[BEGIN]

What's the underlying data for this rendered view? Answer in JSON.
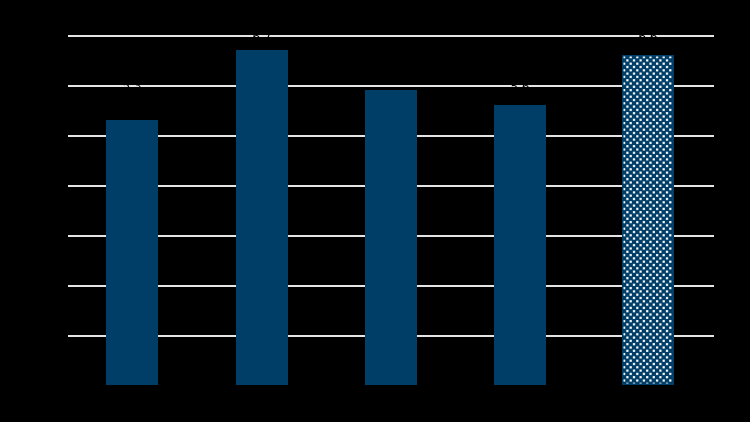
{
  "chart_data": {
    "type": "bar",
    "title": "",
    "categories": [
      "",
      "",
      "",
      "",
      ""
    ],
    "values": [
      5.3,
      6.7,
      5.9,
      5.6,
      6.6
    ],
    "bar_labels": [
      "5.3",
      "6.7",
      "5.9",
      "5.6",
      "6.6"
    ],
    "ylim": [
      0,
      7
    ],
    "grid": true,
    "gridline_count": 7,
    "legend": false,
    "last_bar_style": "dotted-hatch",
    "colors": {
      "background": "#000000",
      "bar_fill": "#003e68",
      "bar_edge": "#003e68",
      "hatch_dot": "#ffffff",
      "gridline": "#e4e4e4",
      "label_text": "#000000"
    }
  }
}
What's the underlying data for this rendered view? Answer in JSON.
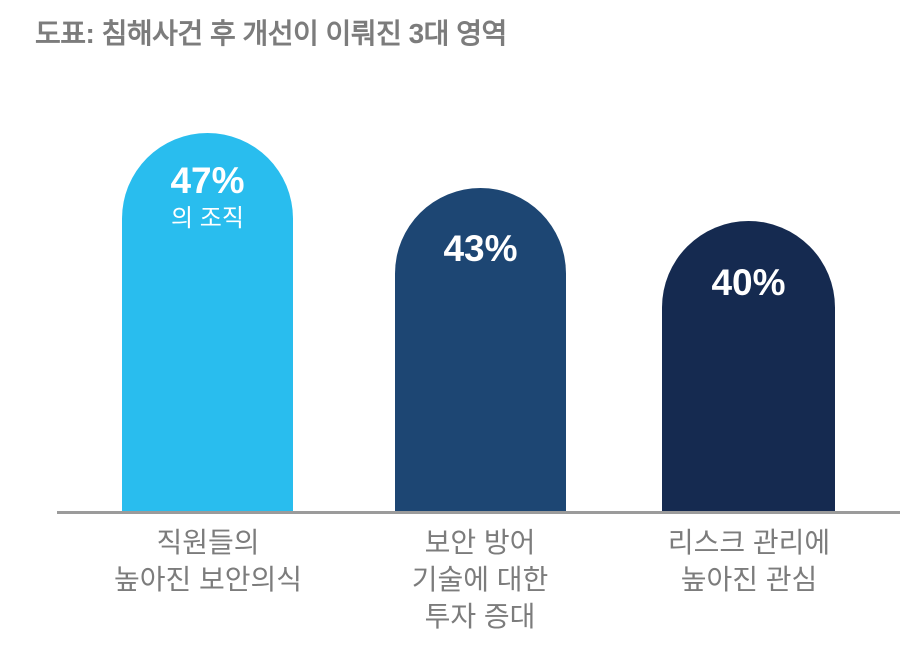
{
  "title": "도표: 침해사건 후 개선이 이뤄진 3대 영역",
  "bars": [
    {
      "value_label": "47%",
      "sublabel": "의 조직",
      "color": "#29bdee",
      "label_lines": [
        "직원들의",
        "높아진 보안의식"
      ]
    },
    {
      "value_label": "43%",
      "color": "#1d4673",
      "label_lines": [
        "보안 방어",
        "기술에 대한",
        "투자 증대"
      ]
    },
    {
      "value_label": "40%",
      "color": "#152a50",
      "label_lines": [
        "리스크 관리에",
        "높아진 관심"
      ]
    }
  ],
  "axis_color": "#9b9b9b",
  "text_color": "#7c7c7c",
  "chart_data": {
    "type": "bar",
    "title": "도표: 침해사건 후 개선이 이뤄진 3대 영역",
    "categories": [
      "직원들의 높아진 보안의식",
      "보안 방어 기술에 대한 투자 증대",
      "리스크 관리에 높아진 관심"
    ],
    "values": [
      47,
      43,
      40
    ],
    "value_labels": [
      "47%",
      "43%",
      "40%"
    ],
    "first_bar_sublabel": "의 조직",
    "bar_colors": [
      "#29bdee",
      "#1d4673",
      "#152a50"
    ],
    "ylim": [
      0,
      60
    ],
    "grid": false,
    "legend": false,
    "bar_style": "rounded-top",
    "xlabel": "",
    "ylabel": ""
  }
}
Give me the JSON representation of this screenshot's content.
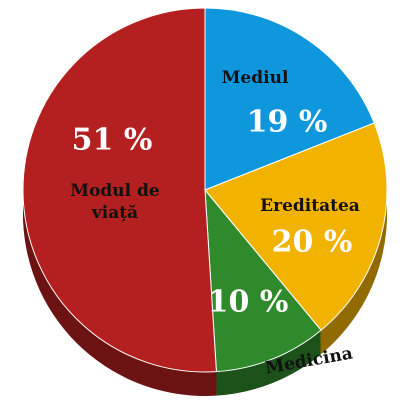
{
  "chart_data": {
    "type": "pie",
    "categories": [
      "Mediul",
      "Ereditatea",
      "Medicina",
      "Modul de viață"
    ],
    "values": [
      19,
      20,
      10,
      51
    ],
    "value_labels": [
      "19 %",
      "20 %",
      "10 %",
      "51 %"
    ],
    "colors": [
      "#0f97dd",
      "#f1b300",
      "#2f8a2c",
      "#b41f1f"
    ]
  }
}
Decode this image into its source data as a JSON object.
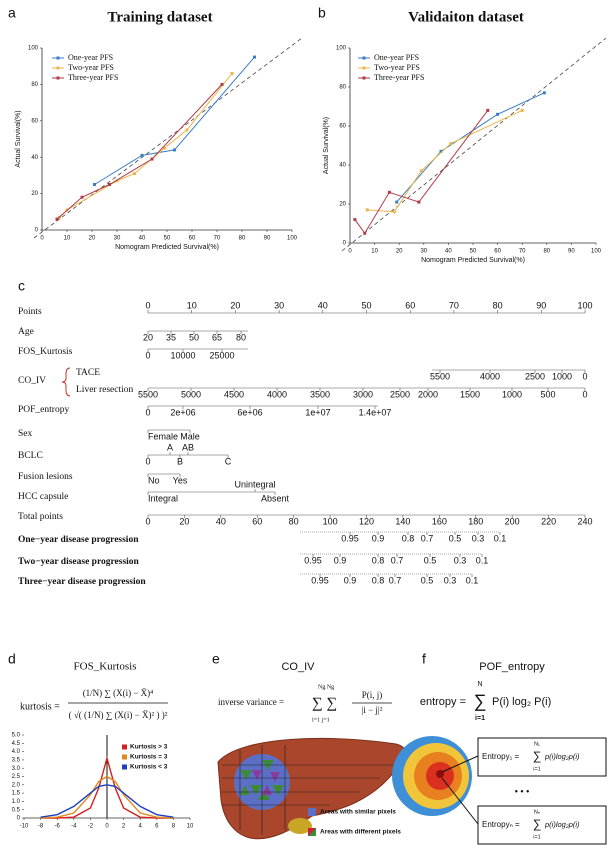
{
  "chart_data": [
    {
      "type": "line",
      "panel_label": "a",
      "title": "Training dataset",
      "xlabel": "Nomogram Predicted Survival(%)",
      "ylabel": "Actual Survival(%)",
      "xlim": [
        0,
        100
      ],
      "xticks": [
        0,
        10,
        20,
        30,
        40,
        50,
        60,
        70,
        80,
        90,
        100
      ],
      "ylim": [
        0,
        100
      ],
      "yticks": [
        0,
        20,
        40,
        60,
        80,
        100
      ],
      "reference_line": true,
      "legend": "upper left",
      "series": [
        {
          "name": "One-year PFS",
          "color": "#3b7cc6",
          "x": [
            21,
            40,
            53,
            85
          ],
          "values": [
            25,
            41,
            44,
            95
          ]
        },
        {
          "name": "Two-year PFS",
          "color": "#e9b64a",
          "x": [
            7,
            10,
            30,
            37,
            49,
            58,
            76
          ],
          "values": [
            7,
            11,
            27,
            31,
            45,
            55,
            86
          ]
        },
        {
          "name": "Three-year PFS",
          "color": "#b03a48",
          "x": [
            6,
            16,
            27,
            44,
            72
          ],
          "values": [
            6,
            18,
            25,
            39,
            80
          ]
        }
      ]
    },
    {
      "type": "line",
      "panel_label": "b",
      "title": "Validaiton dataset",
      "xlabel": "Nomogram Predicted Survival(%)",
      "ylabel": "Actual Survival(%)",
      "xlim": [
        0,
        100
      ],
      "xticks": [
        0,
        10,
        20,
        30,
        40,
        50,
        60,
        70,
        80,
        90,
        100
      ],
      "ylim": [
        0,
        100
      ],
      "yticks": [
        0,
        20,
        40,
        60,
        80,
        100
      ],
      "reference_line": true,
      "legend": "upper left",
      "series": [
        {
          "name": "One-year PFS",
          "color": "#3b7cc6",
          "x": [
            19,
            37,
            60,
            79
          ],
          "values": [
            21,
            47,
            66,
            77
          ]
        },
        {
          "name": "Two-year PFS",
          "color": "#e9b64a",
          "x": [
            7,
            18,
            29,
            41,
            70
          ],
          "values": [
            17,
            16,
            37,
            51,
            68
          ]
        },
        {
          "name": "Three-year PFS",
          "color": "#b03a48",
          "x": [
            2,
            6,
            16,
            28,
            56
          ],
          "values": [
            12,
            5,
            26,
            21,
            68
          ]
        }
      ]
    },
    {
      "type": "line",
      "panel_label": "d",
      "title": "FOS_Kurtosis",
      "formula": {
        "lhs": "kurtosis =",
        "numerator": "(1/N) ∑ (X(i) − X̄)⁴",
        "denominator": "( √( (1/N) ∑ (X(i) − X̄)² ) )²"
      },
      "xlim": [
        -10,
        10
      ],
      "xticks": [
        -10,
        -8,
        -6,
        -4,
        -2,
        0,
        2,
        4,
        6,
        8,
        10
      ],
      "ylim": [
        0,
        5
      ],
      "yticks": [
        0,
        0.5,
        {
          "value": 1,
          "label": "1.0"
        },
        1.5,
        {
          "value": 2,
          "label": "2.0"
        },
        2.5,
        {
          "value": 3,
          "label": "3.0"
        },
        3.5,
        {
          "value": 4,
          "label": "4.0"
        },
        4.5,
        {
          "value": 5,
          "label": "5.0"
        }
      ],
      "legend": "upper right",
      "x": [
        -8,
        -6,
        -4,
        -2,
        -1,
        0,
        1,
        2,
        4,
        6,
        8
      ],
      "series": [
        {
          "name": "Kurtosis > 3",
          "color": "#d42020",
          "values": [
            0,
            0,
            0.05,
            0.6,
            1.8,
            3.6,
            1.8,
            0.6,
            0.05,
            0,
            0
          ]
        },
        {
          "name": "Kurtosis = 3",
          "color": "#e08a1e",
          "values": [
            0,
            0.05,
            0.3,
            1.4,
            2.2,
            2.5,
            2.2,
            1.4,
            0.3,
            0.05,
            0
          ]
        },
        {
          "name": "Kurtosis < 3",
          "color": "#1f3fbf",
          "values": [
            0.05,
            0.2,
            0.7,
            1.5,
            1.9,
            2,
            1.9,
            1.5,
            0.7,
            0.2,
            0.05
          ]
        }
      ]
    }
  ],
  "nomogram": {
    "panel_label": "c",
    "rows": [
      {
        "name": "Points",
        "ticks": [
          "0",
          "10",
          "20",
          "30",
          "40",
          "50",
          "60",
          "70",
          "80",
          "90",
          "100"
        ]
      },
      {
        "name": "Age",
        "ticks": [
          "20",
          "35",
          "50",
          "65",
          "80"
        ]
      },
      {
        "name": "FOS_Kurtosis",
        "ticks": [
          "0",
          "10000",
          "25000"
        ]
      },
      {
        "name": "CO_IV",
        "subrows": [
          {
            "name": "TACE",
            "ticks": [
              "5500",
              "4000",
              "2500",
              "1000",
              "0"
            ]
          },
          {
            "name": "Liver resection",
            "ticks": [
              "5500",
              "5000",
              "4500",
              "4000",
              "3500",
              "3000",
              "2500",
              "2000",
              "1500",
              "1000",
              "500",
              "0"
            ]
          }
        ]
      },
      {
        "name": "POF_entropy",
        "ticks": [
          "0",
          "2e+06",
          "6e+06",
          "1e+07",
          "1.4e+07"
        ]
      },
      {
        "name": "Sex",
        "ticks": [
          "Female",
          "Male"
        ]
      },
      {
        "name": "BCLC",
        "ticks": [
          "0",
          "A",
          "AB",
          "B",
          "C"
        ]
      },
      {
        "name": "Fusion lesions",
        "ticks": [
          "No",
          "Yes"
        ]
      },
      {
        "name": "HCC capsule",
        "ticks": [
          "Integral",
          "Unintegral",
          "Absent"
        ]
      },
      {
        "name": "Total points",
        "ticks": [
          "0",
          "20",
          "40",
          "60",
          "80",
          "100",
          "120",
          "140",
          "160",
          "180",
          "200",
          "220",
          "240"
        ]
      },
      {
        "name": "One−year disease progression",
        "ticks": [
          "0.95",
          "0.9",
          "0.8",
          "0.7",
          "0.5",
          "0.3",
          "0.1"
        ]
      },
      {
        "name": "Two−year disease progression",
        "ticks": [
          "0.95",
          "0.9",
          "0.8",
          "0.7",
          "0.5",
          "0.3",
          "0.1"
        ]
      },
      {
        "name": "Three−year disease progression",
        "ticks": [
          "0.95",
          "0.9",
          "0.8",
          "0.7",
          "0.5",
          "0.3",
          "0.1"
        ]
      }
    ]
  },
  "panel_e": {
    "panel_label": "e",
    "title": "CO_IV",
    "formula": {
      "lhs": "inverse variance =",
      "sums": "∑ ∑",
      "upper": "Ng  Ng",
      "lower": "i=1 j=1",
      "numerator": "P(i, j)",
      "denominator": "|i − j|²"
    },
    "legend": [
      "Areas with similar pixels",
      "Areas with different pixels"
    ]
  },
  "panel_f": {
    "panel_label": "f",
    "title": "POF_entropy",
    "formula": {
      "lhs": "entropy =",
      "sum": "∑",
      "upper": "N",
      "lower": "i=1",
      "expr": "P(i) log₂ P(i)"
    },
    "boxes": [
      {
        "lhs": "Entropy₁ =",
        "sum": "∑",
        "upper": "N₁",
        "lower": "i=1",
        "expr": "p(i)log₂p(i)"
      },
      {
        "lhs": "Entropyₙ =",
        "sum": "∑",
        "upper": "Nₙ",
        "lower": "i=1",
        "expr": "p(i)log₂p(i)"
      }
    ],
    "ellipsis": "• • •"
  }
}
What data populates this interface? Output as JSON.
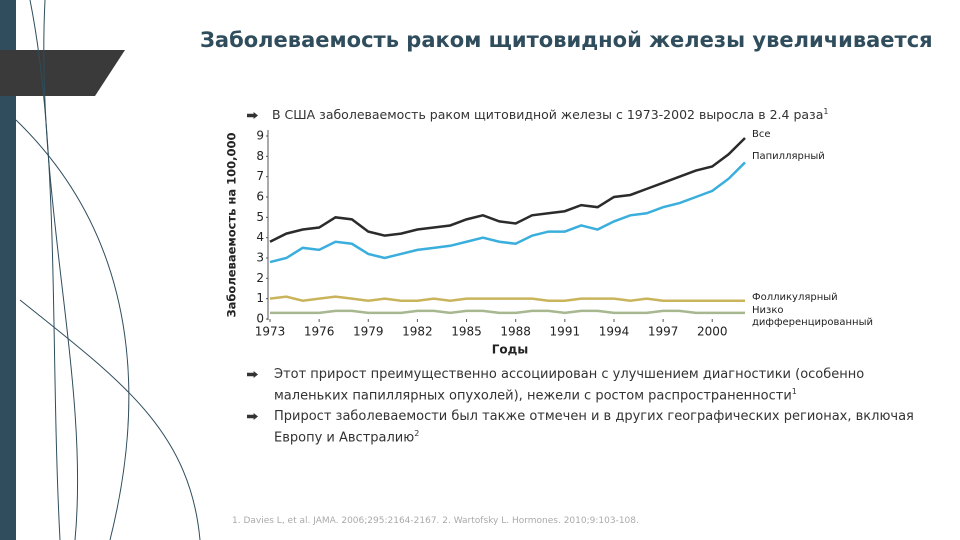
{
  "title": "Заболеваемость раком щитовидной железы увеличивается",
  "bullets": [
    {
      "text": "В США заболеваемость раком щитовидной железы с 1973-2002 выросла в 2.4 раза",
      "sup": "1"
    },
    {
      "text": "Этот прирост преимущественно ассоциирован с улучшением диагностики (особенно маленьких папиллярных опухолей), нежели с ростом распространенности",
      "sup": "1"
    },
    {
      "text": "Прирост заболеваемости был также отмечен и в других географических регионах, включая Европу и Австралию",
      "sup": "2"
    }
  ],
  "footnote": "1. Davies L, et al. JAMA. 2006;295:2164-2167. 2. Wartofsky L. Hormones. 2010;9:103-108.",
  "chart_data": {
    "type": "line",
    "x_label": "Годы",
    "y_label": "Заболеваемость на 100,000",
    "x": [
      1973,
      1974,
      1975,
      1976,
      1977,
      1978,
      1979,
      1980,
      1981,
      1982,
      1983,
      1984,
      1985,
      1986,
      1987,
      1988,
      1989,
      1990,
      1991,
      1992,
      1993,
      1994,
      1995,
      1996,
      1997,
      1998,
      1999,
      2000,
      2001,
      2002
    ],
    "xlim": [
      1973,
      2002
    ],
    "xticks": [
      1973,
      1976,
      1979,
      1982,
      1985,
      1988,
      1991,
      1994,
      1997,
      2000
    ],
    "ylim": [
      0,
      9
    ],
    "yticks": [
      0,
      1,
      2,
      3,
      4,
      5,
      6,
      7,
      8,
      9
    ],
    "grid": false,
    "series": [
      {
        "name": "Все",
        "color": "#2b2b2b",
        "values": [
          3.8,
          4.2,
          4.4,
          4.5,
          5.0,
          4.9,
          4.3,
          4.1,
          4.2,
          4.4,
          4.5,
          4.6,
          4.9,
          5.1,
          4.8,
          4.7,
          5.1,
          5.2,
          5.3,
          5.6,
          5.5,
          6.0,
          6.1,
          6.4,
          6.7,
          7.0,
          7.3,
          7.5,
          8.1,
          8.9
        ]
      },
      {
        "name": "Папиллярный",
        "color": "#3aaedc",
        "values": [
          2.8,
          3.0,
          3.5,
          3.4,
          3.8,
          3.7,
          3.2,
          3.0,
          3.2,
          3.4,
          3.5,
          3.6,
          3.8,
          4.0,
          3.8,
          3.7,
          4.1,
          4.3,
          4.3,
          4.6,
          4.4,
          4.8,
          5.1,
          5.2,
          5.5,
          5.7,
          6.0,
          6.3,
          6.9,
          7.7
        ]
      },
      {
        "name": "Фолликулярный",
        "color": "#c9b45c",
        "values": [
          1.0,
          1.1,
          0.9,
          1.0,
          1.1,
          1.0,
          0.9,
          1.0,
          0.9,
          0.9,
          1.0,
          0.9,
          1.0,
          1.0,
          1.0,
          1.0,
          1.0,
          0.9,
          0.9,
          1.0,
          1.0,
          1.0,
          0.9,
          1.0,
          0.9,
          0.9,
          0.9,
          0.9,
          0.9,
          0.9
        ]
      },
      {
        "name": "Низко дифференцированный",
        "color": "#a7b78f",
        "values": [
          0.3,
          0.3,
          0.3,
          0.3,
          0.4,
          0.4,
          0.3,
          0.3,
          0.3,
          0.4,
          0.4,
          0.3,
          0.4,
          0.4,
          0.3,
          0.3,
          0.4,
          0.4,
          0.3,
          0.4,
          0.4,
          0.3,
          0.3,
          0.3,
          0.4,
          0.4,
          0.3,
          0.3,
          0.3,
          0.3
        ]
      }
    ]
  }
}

[END]

The task: Using the records above, select and copy every line that has the word "upper".

Solution for this problem:
      "legend": "upper left",
      "legend": "upper left",
      "legend": "upper right",
      "upper": "Ng  Ng",
      "upper": "N",
        "upper": "N₁",
        "upper": "Nₙ",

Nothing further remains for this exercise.